• _挑战题_
请根据下面关于 MaxKB 扫描件 PDF 识别的帖子回答以下问题，答案按相同编号逐行给出。
1. 提出需求时使用的 MaxKB 版本是多少？
2. 提议者建议参考哪个开源项目来实现 OCR 功能？
3. 开发者在答复中建议用户如何解决 OCR 需求？

• _原文_
━━━

MaxKB 引入其他开源PDF OCR项目用于扫描件PDF的识别

MaxKB 版本

v1.2.0

请描述您的需求或者改进建议

首先感谢开发者开源这么好的项目！有很多的PDF文档都是扫描件，MaxKB是无法正常识别的。

请描述你建议的实现方案

希望可以加入PDF的OCR功能，可以对PDF导入后先进行OCR识别：一般都是把PDF每一页转换为图片，然后进行识别。可以参考这个开源项目：https://github.com/hiroi-sora/Umi-OCR 他的OCR识别效果还是很好的

附加信息

No response

Jun 13 '24 06:06 HonorWater

感谢反馈，我们先调研一下。

Jun 13 '24 09:06 baixin513

我们暂时不提供OCR相关工具，你可以自行写一下相关的解析工具，在应用工作流中使用，后期知识库也会支持工作流。

Oct 23 '25 03:10 baixin513

Bot detected the issue body's language is not English, translate it automatically. 👯👭🏻🧑‍🤝‍🧑👫🧑🏿‍🤝‍🧑🏻👩🏾‍🤝‍👨🏿👬🏿

We do not provide OCR related tools for the time being. You can write related parsing tools by yourself and use them in the application workflow. The knowledge base will also support the workflow in the future.

Oct 23 '25 03:10 shaohuzhang1

━━━

• _所给材料_
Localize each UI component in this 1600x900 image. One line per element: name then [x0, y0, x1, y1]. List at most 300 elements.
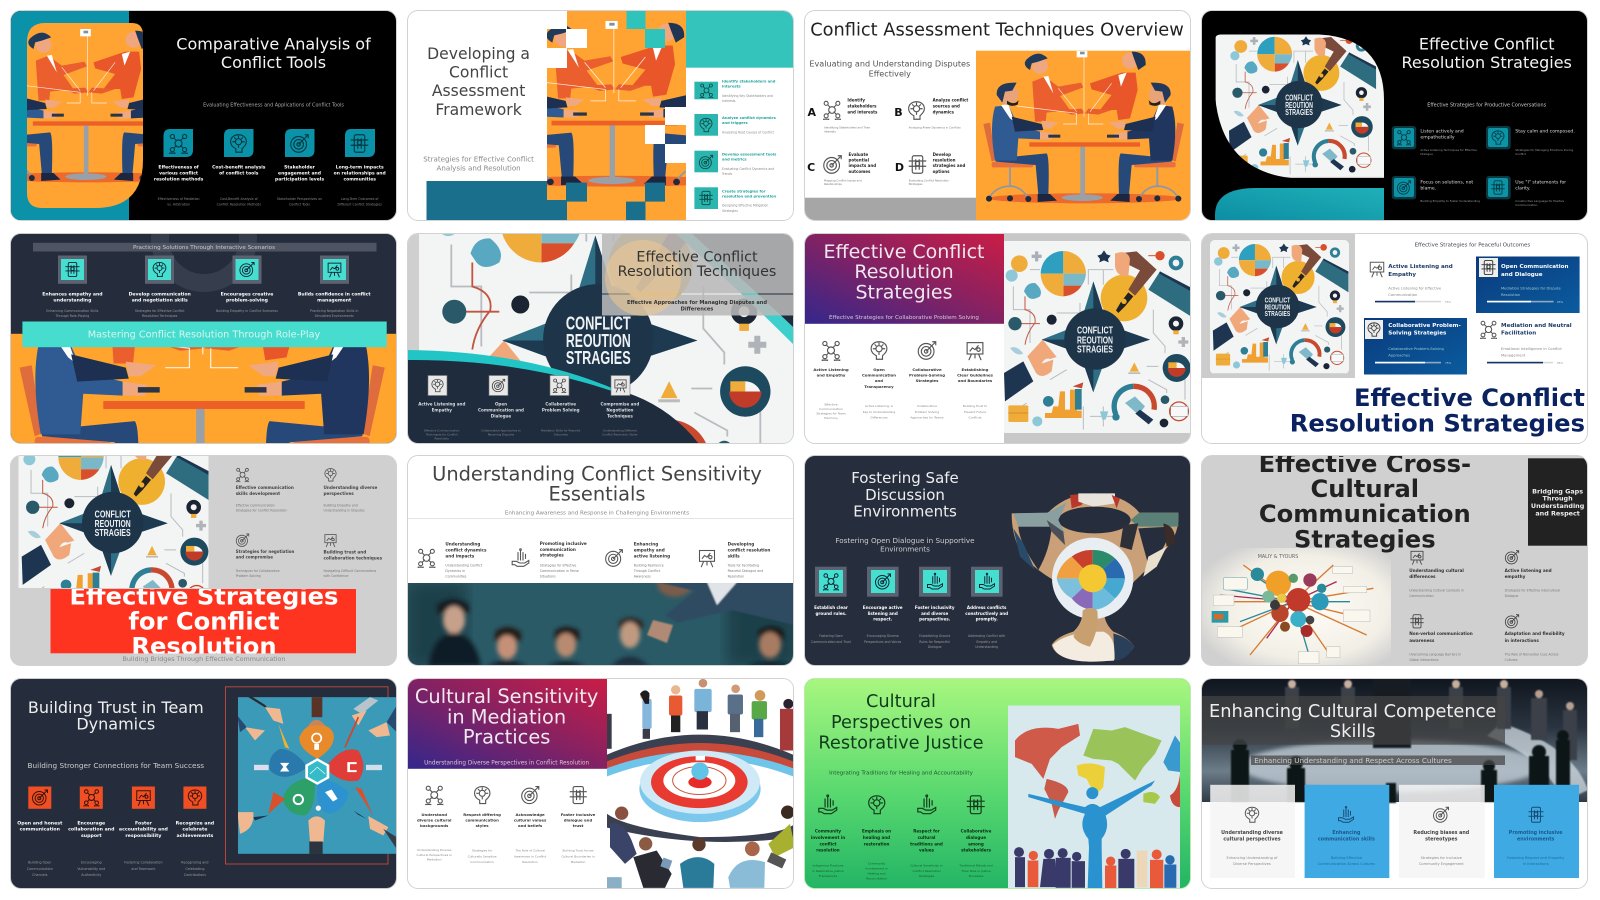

━━━

• _参考答案_
1. v1.2.0
2. Umi-OCR（https://github.com/hiroi-sora/Umi-OCR）
3. 自行编写相关的解析工具，并在应用工作流中使用。